**Task to carry out:** Transcribe the material in full. Nothing should differ except that the pictures are left out.

-- Start of Record extracts --

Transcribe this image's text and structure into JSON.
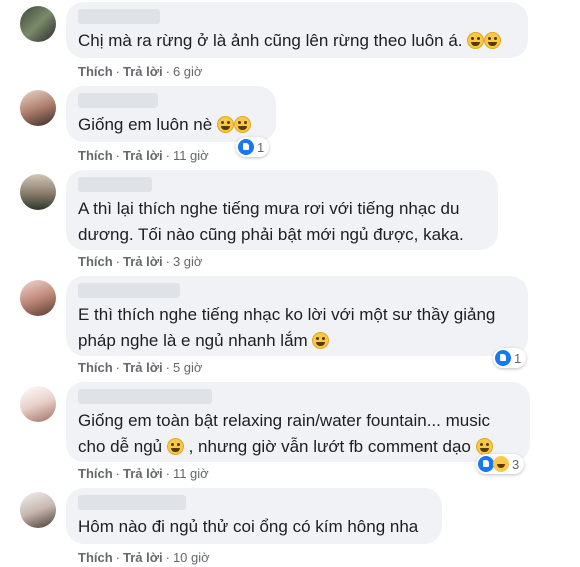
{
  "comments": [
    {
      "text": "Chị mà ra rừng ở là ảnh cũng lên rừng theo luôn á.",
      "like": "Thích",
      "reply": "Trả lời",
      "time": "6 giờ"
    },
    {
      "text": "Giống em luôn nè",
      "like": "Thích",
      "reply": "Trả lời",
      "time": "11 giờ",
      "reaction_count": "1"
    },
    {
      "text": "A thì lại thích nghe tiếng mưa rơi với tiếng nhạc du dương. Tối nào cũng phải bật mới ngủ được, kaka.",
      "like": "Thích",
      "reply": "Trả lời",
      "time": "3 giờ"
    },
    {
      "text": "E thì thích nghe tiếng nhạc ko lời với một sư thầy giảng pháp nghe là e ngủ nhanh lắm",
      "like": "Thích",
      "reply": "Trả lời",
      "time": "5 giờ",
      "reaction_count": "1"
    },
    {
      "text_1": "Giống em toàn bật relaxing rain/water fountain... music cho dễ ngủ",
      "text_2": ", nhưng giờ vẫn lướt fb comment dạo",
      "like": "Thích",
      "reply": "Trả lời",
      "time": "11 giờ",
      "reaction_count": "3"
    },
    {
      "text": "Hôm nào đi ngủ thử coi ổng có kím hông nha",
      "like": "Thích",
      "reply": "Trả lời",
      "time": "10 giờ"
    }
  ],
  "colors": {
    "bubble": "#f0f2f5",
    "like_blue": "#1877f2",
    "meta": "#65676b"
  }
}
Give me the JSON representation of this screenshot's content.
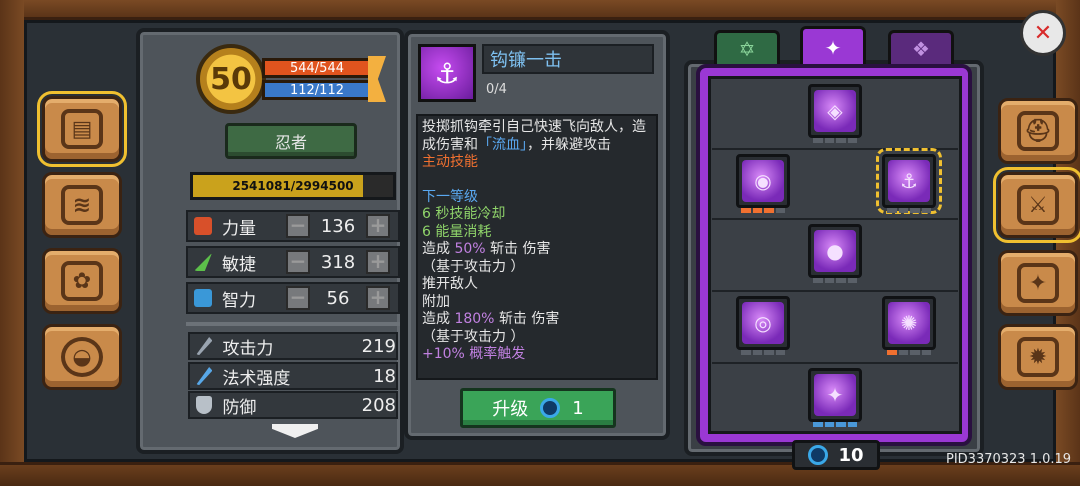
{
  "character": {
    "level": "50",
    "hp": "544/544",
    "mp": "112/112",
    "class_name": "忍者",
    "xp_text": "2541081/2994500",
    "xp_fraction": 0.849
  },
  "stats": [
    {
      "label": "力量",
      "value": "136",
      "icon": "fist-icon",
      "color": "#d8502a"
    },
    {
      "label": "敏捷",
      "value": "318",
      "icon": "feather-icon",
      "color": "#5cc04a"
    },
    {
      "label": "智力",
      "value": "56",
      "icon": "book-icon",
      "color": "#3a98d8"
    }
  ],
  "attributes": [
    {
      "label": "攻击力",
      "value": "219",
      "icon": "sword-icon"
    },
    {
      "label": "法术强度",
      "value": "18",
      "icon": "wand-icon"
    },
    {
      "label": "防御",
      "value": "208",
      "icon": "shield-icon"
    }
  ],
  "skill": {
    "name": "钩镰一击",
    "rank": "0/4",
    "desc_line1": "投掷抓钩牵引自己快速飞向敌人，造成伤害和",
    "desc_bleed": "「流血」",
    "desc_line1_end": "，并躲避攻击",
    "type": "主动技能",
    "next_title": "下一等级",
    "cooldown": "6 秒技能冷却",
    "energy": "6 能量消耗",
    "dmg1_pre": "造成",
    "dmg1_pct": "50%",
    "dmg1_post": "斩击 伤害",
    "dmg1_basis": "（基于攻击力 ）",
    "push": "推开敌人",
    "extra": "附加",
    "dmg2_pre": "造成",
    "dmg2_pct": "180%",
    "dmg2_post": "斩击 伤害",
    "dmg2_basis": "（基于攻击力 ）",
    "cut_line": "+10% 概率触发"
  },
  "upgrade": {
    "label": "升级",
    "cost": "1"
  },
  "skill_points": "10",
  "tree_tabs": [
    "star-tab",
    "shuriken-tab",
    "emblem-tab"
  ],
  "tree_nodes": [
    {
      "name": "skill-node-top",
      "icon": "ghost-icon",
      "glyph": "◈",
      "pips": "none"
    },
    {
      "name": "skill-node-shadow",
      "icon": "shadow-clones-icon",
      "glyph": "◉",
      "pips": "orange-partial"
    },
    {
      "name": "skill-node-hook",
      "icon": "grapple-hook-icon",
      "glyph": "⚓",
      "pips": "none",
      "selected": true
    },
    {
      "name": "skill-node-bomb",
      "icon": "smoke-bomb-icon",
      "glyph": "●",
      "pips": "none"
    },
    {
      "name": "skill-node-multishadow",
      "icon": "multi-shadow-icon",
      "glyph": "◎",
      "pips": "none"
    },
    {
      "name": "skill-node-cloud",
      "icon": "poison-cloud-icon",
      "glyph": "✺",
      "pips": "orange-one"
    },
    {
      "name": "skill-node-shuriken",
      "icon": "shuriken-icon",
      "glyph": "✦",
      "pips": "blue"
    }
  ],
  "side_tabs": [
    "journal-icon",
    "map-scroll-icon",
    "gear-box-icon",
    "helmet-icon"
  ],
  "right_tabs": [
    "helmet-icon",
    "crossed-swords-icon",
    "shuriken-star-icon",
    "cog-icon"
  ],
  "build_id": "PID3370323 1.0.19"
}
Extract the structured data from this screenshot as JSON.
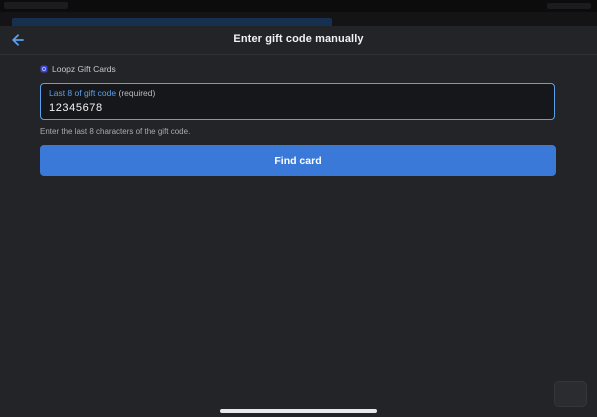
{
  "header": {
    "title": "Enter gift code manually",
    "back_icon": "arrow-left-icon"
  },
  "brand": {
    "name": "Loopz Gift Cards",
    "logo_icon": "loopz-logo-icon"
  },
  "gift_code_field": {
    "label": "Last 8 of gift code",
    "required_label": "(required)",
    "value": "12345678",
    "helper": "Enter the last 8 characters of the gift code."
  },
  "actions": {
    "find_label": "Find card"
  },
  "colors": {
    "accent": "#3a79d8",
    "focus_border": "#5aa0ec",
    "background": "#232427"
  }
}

-- End of Record extracts --

**Solution to the problem:**
Transcribe this image's text and structure into JSON.
{
  "comments": [
    {
      "text": "Chị mà ra rừng ở là ảnh cũng lên rừng theo luôn á.",
      "like": "Thích",
      "reply": "Trả lời",
      "time": "6 giờ"
    },
    {
      "text": "Giống em luôn nè",
      "like": "Thích",
      "reply": "Trả lời",
      "time": "11 giờ",
      "reaction_count": "1"
    },
    {
      "text": "A thì lại thích nghe tiếng mưa rơi với tiếng nhạc du dương. Tối nào cũng phải bật mới ngủ được, kaka.",
      "like": "Thích",
      "reply": "Trả lời",
      "time": "3 giờ"
    },
    {
      "text": "E thì thích nghe tiếng nhạc ko lời với một sư thầy giảng pháp nghe là e ngủ nhanh lắm",
      "like": "Thích",
      "reply": "Trả lời",
      "time": "5 giờ",
      "reaction_count": "1"
    },
    {
      "text_1": "Giống em toàn bật relaxing rain/water fountain... music cho dễ ngủ",
      "text_2": ", nhưng giờ vẫn lướt fb comment dạo",
      "like": "Thích",
      "reply": "Trả lời",
      "time": "11 giờ",
      "reaction_count": "3"
    },
    {
      "text": "Hôm nào đi ngủ thử coi ổng có kím hông nha",
      "like": "Thích",
      "reply": "Trả lời",
      "time": "10 giờ"
    }
  ],
  "colors": {
    "bubble": "#f0f2f5",
    "like_blue": "#1877f2",
    "meta": "#65676b"
  }
}
Give me the JSON representation of this screenshot's content.
{
  "character": {
    "level": "50",
    "hp": "544/544",
    "mp": "112/112",
    "class_name": "忍者",
    "xp_text": "2541081/2994500",
    "xp_fraction": 0.849
  },
  "stats": [
    {
      "label": "力量",
      "value": "136",
      "icon": "fist-icon",
      "color": "#d8502a"
    },
    {
      "label": "敏捷",
      "value": "318",
      "icon": "feather-icon",
      "color": "#5cc04a"
    },
    {
      "label": "智力",
      "value": "56",
      "icon": "book-icon",
      "color": "#3a98d8"
    }
  ],
  "attributes": [
    {
      "label": "攻击力",
      "value": "219",
      "icon": "sword-icon"
    },
    {
      "label": "法术强度",
      "value": "18",
      "icon": "wand-icon"
    },
    {
      "label": "防御",
      "value": "208",
      "icon": "shield-icon"
    }
  ],
  "skill": {
    "name": "钩镰一击",
    "rank": "0/4",
    "desc_line1": "投掷抓钩牵引自己快速飞向敌人，造成伤害和",
    "desc_bleed": "「流血」",
    "desc_line1_end": "，并躲避攻击",
    "type": "主动技能",
    "next_title": "下一等级",
    "cooldown": "6 秒技能冷却",
    "energy": "6 能量消耗",
    "dmg1_pre": "造成",
    "dmg1_pct": "50%",
    "dmg1_post": "斩击 伤害",
    "dmg1_basis": "（基于攻击力 ）",
    "push": "推开敌人",
    "extra": "附加",
    "dmg2_pre": "造成",
    "dmg2_pct": "180%",
    "dmg2_post": "斩击 伤害",
    "dmg2_basis": "（基于攻击力 ）",
    "cut_line": "+10% 概率触发"
  },
  "upgrade": {
    "label": "升级",
    "cost": "1"
  },
  "skill_points": "10",
  "tree_tabs": [
    "star-tab",
    "shuriken-tab",
    "emblem-tab"
  ],
  "tree_nodes": [
    {
      "name": "skill-node-top",
      "icon": "ghost-icon",
      "glyph": "◈",
      "pips": "none"
    },
    {
      "name": "skill-node-shadow",
      "icon": "shadow-clones-icon",
      "glyph": "◉",
      "pips": "orange-partial"
    },
    {
      "name": "skill-node-hook",
      "icon": "grapple-hook-icon",
      "glyph": "⚓",
      "pips": "none",
      "selected": true
    },
    {
      "name": "skill-node-bomb",
      "icon": "smoke-bomb-icon",
      "glyph": "●",
      "pips": "none"
    },
    {
      "name": "skill-node-multishadow",
      "icon": "multi-shadow-icon",
      "glyph": "◎",
      "pips": "none"
    },
    {
      "name": "skill-node-cloud",
      "icon": "poison-cloud-icon",
      "glyph": "✺",
      "pips": "orange-one"
    },
    {
      "name": "skill-node-shuriken",
      "icon": "shuriken-icon",
      "glyph": "✦",
      "pips": "blue"
    }
  ],
  "side_tabs": [
    "journal-icon",
    "map-scroll-icon",
    "gear-box-icon",
    "helmet-icon"
  ],
  "right_tabs": [
    "helmet-icon",
    "crossed-swords-icon",
    "shuriken-star-icon",
    "cog-icon"
  ],
  "build_id": "PID3370323 1.0.19"
}
Extract the structured data from this screenshot as JSON.
{
  "header": {
    "title": "Enter gift code manually",
    "back_icon": "arrow-left-icon"
  },
  "brand": {
    "name": "Loopz Gift Cards",
    "logo_icon": "loopz-logo-icon"
  },
  "gift_code_field": {
    "label": "Last 8 of gift code",
    "required_label": "(required)",
    "value": "12345678",
    "helper": "Enter the last 8 characters of the gift code."
  },
  "actions": {
    "find_label": "Find card"
  },
  "colors": {
    "accent": "#3a79d8",
    "focus_border": "#5aa0ec",
    "background": "#232427"
  }
}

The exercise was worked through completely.